'''
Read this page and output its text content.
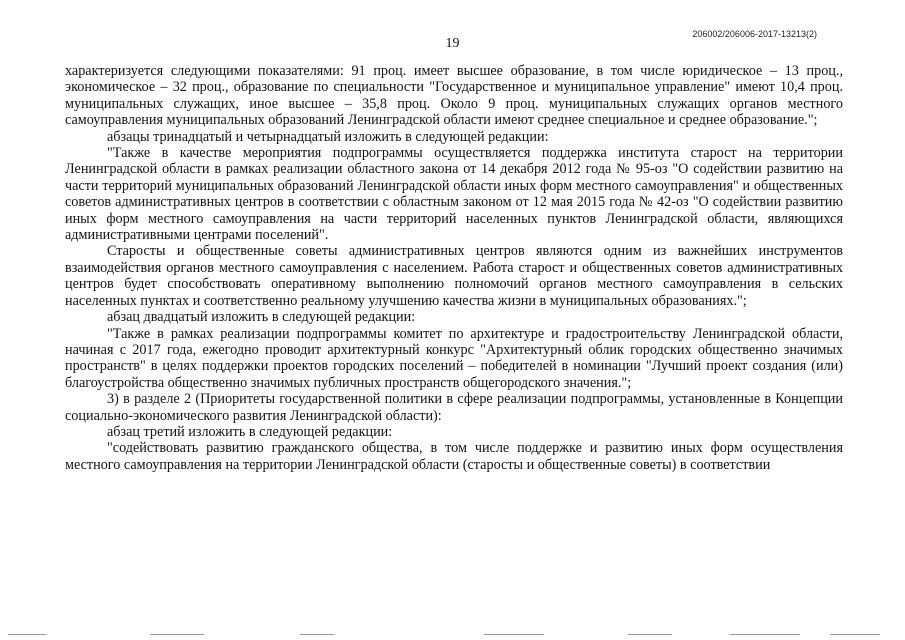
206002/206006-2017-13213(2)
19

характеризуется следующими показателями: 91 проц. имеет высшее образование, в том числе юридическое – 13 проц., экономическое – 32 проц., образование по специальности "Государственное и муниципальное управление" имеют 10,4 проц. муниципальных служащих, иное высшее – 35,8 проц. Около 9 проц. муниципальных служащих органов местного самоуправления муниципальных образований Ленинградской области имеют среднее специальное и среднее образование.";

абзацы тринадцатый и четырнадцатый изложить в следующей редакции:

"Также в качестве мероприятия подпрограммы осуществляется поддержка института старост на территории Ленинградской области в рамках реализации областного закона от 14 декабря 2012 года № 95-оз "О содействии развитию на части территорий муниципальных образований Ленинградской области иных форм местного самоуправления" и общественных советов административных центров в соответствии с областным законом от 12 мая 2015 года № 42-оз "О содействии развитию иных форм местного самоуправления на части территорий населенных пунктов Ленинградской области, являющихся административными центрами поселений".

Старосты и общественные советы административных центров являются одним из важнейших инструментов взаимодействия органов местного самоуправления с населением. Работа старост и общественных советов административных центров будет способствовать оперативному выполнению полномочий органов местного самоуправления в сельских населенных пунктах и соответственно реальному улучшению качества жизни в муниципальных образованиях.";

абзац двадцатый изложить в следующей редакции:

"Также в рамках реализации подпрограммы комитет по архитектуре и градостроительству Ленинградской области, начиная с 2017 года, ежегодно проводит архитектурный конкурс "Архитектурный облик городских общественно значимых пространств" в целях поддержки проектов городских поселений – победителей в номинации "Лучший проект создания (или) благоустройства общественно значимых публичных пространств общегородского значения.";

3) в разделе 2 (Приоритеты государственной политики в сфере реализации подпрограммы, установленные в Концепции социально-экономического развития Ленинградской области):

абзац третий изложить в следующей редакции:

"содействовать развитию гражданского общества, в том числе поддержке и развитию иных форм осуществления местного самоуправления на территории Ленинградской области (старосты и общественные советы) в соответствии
'''
'''
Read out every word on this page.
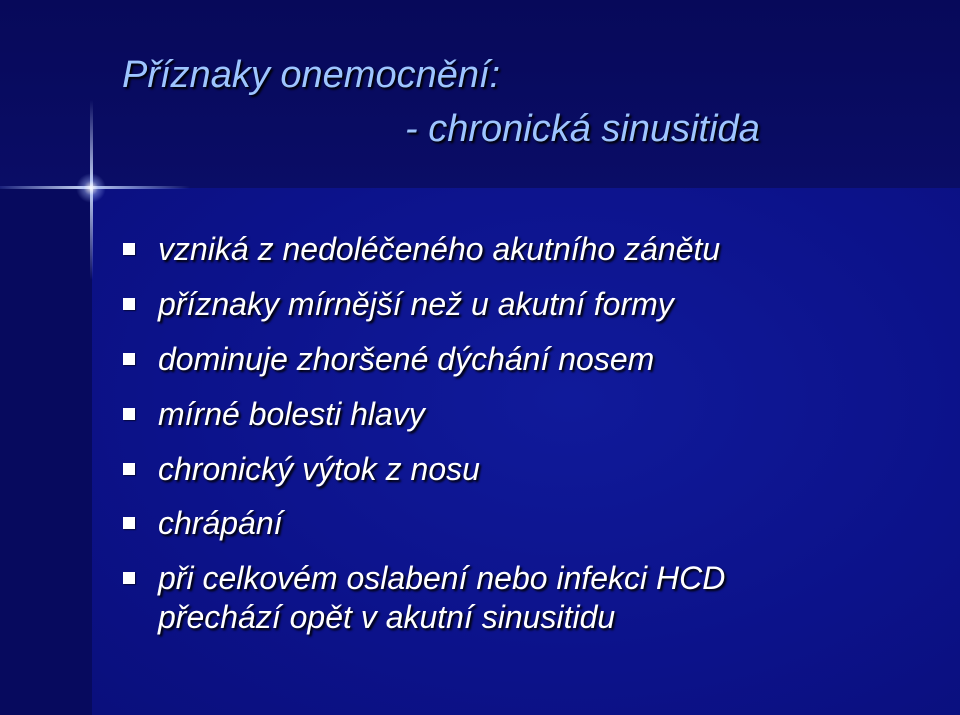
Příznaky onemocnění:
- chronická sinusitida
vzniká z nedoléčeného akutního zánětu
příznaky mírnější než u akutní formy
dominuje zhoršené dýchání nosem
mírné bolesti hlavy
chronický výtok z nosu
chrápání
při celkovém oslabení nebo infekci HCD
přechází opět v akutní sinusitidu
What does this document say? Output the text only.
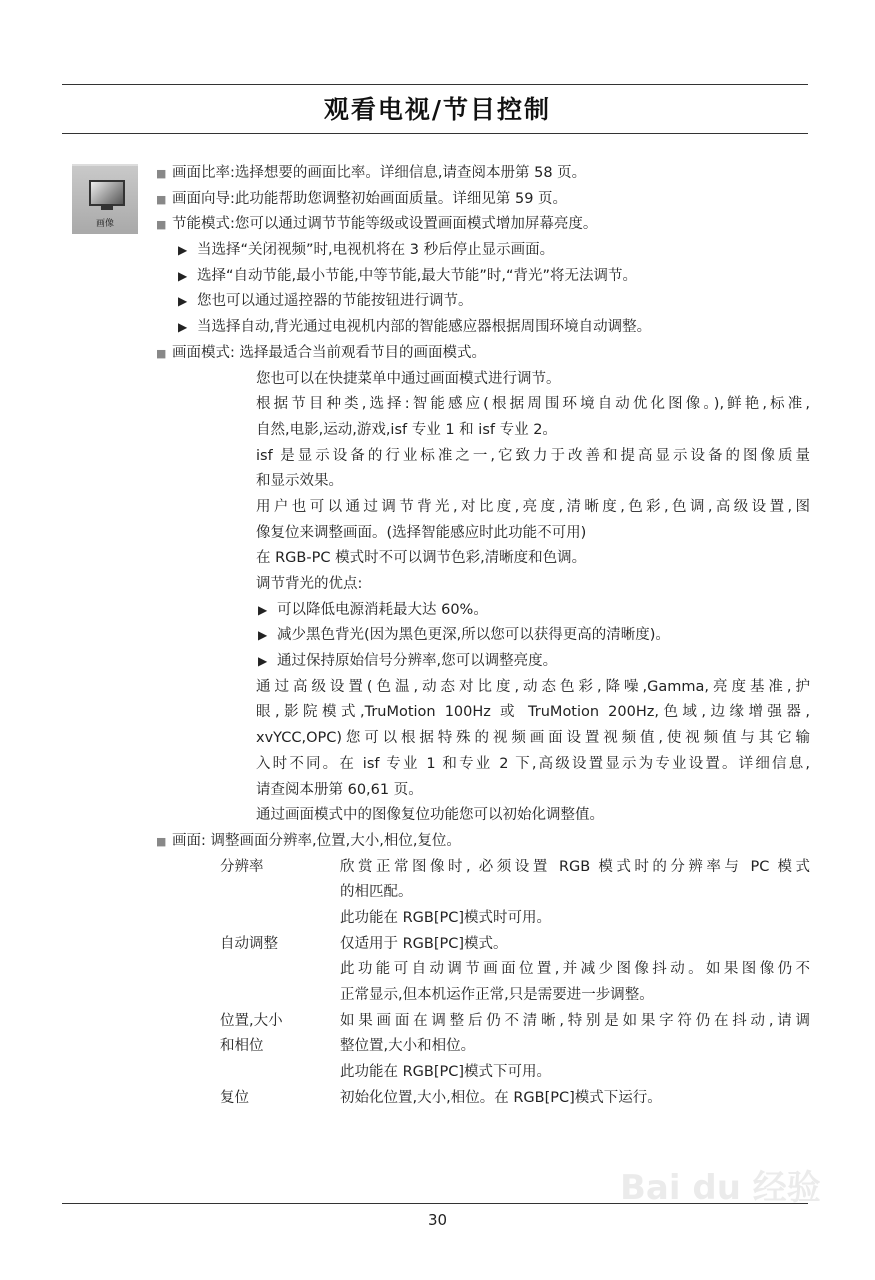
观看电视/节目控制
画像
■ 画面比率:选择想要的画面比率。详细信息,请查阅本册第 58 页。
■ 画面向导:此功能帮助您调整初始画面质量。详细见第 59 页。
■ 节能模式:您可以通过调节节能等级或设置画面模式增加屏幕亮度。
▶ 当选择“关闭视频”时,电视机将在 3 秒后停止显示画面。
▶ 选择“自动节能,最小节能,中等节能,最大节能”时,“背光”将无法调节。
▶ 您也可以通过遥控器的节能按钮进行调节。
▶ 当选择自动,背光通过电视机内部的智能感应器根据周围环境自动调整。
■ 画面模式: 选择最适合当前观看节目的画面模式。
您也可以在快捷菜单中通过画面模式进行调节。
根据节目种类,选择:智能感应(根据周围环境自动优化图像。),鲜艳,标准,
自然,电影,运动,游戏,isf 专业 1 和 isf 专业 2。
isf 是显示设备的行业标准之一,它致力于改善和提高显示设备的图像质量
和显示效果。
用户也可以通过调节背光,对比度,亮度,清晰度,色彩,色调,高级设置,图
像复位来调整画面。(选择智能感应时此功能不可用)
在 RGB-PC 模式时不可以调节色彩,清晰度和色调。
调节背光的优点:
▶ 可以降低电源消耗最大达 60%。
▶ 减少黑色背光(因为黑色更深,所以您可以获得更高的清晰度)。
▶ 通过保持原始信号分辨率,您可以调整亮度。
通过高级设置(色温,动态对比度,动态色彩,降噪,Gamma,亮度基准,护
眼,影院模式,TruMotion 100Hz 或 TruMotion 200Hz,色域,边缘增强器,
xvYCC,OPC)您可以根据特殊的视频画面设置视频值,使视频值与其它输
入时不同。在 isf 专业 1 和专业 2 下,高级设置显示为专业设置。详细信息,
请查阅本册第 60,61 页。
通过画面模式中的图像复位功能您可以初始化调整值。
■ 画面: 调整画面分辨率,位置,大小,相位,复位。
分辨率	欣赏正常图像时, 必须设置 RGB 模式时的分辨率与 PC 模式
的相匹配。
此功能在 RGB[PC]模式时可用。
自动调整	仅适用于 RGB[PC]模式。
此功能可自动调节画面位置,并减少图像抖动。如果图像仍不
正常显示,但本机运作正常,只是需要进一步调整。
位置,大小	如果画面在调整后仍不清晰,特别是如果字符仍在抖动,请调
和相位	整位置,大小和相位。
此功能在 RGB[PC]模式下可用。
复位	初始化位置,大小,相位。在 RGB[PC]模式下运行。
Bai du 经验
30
'''
'''
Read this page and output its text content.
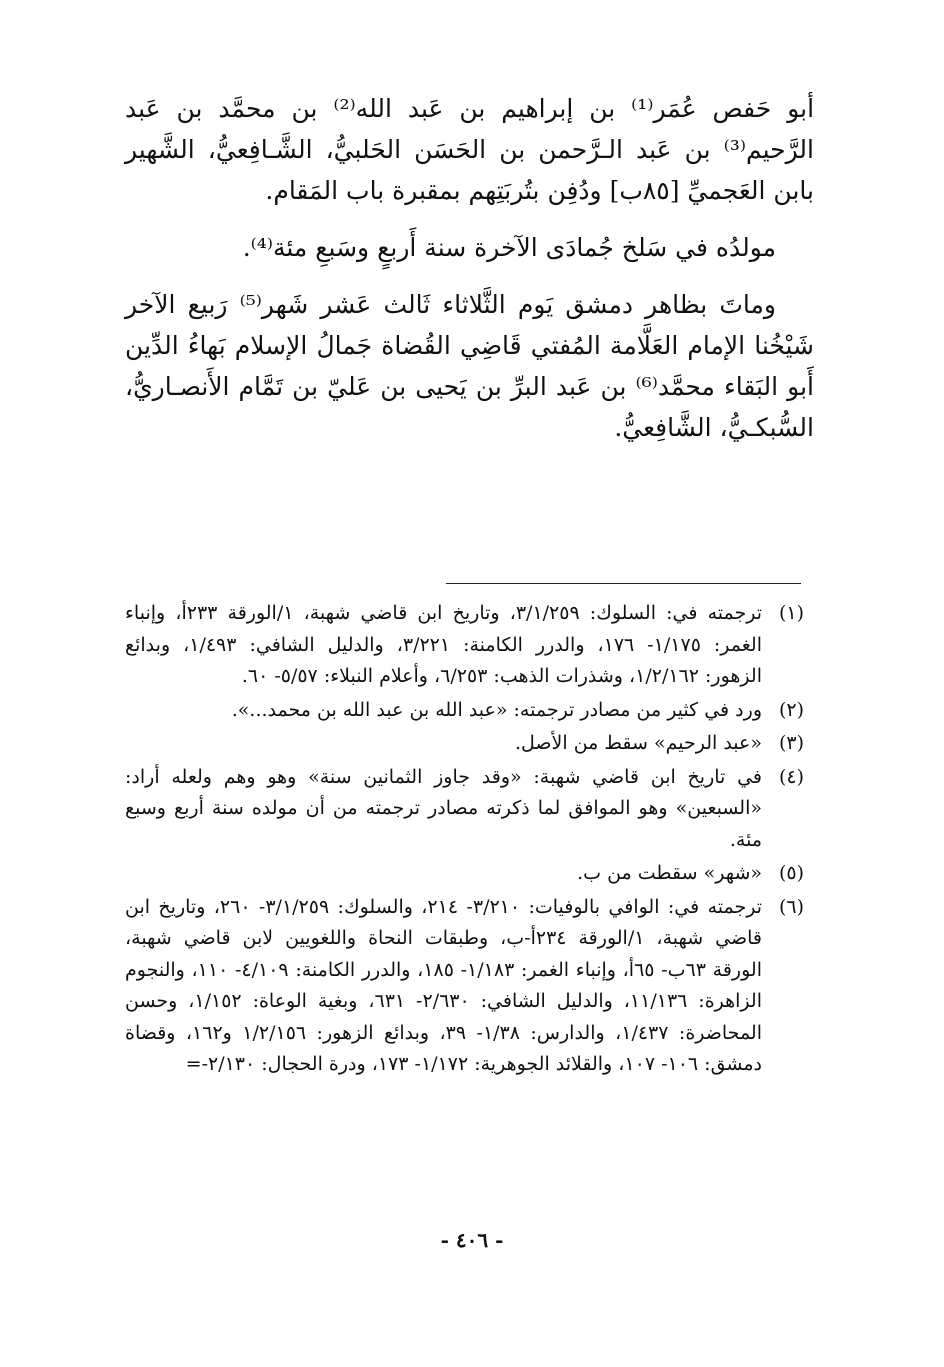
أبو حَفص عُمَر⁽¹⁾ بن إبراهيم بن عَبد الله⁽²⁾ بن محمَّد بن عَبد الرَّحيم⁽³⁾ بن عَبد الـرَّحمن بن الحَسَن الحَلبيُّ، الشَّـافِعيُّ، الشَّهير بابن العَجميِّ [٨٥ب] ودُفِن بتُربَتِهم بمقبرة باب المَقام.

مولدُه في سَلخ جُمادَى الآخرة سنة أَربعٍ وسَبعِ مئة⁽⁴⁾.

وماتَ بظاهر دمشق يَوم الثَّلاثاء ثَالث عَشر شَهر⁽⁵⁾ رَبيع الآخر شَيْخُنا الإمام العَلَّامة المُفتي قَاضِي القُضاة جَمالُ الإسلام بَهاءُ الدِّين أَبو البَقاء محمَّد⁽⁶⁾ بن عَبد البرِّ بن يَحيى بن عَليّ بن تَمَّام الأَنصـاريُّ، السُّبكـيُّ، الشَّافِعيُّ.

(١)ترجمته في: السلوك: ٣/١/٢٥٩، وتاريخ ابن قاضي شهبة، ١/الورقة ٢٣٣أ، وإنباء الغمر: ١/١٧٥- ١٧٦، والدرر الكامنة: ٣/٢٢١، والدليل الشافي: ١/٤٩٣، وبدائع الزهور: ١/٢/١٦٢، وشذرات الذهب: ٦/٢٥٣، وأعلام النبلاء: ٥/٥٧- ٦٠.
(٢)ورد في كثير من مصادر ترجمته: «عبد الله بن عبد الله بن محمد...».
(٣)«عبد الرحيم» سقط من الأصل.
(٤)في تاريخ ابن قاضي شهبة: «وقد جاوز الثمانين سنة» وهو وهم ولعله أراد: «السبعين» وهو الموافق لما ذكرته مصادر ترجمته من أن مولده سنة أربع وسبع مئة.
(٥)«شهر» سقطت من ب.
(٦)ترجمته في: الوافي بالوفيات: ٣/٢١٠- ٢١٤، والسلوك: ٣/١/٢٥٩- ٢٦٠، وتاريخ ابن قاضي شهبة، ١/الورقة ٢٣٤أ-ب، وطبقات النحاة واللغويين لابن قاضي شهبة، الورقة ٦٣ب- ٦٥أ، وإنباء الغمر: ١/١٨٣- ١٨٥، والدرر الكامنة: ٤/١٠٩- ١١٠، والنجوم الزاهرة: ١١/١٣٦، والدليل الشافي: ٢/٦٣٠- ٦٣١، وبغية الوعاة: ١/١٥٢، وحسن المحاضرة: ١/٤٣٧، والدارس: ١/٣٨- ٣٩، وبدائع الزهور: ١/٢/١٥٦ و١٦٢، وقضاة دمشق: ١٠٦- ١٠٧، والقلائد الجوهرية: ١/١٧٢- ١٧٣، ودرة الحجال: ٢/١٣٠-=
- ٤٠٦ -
'''
*PROBLEM DESCRIPTION:* Count the lines in the records above that contain the word "изложить", and give only that number.

*COMPLETED EXERCISE:* 3